→ YOUR GOAL: Set down all of the entries word for word, omitting the images they contain.

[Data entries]
===

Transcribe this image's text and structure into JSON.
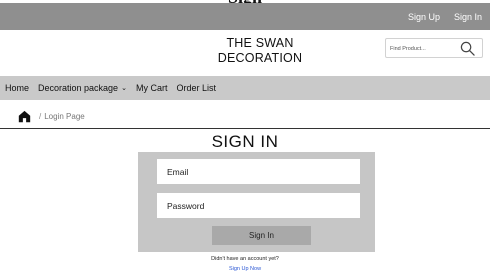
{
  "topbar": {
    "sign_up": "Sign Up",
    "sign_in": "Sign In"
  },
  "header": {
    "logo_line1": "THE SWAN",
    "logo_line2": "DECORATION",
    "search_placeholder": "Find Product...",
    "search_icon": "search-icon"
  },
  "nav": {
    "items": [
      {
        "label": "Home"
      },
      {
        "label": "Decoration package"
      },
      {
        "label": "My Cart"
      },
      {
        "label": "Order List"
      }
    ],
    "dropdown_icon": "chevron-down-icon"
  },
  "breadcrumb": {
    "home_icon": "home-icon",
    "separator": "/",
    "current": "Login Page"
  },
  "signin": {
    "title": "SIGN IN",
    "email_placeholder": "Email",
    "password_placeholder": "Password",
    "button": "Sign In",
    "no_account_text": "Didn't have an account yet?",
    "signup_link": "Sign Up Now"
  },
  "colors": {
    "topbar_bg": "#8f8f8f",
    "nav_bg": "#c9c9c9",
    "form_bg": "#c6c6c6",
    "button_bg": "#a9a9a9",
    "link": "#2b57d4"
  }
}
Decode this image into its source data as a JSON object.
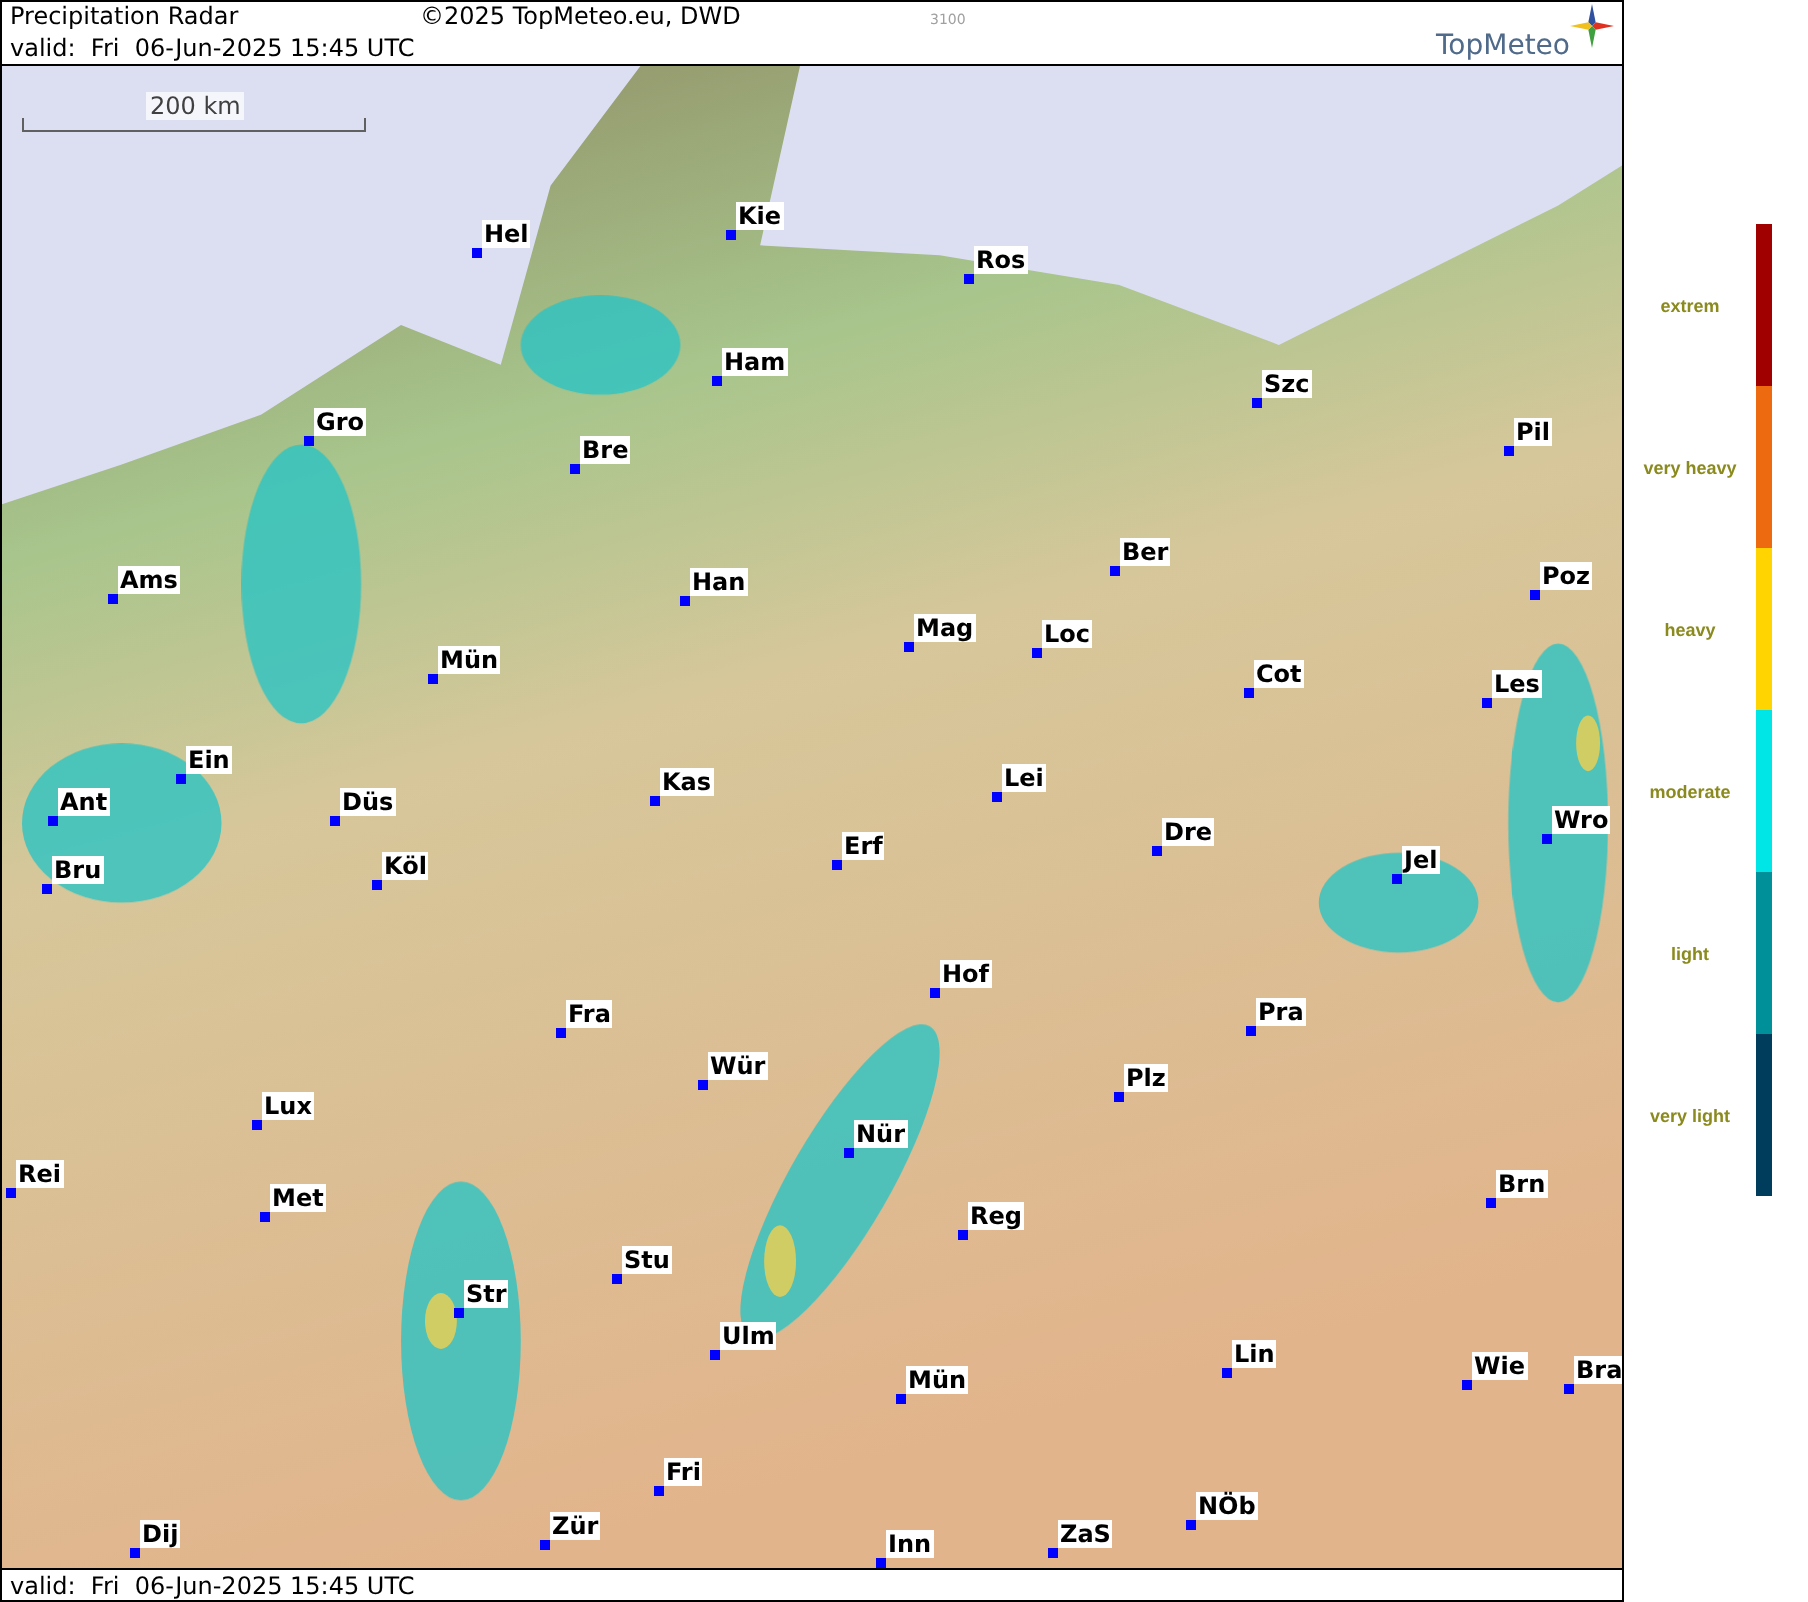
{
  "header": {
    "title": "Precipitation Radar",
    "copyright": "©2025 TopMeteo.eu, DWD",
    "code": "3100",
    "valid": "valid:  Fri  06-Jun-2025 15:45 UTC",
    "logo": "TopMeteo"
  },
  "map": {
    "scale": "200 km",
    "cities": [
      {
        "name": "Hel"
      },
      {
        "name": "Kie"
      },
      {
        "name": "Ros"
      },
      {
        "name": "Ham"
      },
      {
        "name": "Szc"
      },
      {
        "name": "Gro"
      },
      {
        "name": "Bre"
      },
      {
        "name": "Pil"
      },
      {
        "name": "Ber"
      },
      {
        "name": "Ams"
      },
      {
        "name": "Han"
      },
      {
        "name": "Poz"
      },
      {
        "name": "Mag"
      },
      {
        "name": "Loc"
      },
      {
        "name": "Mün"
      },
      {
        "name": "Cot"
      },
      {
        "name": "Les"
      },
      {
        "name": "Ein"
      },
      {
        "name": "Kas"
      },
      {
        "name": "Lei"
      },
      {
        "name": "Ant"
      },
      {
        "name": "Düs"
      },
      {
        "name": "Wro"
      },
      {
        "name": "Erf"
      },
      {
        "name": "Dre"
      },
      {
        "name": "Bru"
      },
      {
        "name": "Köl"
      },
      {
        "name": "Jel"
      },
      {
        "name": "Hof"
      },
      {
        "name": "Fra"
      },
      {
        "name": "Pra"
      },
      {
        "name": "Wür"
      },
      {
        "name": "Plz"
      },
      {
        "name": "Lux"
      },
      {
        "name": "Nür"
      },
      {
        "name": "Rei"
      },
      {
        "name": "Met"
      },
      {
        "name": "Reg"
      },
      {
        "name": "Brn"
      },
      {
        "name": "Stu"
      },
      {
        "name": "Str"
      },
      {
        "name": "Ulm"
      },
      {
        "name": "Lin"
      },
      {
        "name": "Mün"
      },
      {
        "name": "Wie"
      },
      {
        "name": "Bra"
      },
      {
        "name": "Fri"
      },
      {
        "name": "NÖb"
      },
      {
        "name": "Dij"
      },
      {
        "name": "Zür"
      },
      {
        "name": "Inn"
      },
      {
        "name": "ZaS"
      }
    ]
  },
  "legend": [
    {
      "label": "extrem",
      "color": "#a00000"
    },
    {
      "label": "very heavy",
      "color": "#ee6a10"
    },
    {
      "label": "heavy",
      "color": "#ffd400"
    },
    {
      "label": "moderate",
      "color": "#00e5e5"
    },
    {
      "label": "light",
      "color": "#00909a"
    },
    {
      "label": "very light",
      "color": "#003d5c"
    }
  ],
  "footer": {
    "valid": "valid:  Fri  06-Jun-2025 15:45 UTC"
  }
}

===

→ SOLUTION FOR THIS PROBLEM:
Transcribe this image's text and structure into JSON.
{
  "topbar": {
    "sign_up": "Sign Up",
    "sign_in": "Sign In"
  },
  "header": {
    "logo_line1": "THE SWAN",
    "logo_line2": "DECORATION",
    "search_placeholder": "Find Product...",
    "search_icon": "search-icon"
  },
  "nav": {
    "items": [
      {
        "label": "Home"
      },
      {
        "label": "Decoration package"
      },
      {
        "label": "My Cart"
      },
      {
        "label": "Order List"
      }
    ],
    "dropdown_icon": "chevron-down-icon"
  },
  "breadcrumb": {
    "home_icon": "home-icon",
    "separator": "/",
    "current": "Login Page"
  },
  "signin": {
    "title": "SIGN IN",
    "email_placeholder": "Email",
    "password_placeholder": "Password",
    "button": "Sign In",
    "no_account_text": "Didn't have an account yet?",
    "signup_link": "Sign Up Now"
  },
  "colors": {
    "topbar_bg": "#8f8f8f",
    "nav_bg": "#c9c9c9",
    "form_bg": "#c6c6c6",
    "button_bg": "#a9a9a9",
    "link": "#2b57d4"
  }
}
Decode this image into its source data as a JSON object.
{
  "header": {
    "title": "Precipitation Radar",
    "copyright": "©2025 TopMeteo.eu, DWD",
    "code": "3100",
    "valid": "valid:  Fri  06-Jun-2025 15:45 UTC",
    "logo": "TopMeteo"
  },
  "map": {
    "scale": "200 km",
    "cities": [
      {
        "name": "Hel"
      },
      {
        "name": "Kie"
      },
      {
        "name": "Ros"
      },
      {
        "name": "Ham"
      },
      {
        "name": "Szc"
      },
      {
        "name": "Gro"
      },
      {
        "name": "Bre"
      },
      {
        "name": "Pil"
      },
      {
        "name": "Ber"
      },
      {
        "name": "Ams"
      },
      {
        "name": "Han"
      },
      {
        "name": "Poz"
      },
      {
        "name": "Mag"
      },
      {
        "name": "Loc"
      },
      {
        "name": "Mün"
      },
      {
        "name": "Cot"
      },
      {
        "name": "Les"
      },
      {
        "name": "Ein"
      },
      {
        "name": "Kas"
      },
      {
        "name": "Lei"
      },
      {
        "name": "Ant"
      },
      {
        "name": "Düs"
      },
      {
        "name": "Wro"
      },
      {
        "name": "Erf"
      },
      {
        "name": "Dre"
      },
      {
        "name": "Bru"
      },
      {
        "name": "Köl"
      },
      {
        "name": "Jel"
      },
      {
        "name": "Hof"
      },
      {
        "name": "Fra"
      },
      {
        "name": "Pra"
      },
      {
        "name": "Wür"
      },
      {
        "name": "Plz"
      },
      {
        "name": "Lux"
      },
      {
        "name": "Nür"
      },
      {
        "name": "Rei"
      },
      {
        "name": "Met"
      },
      {
        "name": "Reg"
      },
      {
        "name": "Brn"
      },
      {
        "name": "Stu"
      },
      {
        "name": "Str"
      },
      {
        "name": "Ulm"
      },
      {
        "name": "Lin"
      },
      {
        "name": "Mün"
      },
      {
        "name": "Wie"
      },
      {
        "name": "Bra"
      },
      {
        "name": "Fri"
      },
      {
        "name": "NÖb"
      },
      {
        "name": "Dij"
      },
      {
        "name": "Zür"
      },
      {
        "name": "Inn"
      },
      {
        "name": "ZaS"
      }
    ]
  },
  "legend": [
    {
      "label": "extrem",
      "color": "#a00000"
    },
    {
      "label": "very heavy",
      "color": "#ee6a10"
    },
    {
      "label": "heavy",
      "color": "#ffd400"
    },
    {
      "label": "moderate",
      "color": "#00e5e5"
    },
    {
      "label": "light",
      "color": "#00909a"
    },
    {
      "label": "very light",
      "color": "#003d5c"
    }
  ],
  "footer": {
    "valid": "valid:  Fri  06-Jun-2025 15:45 UTC"
  }
}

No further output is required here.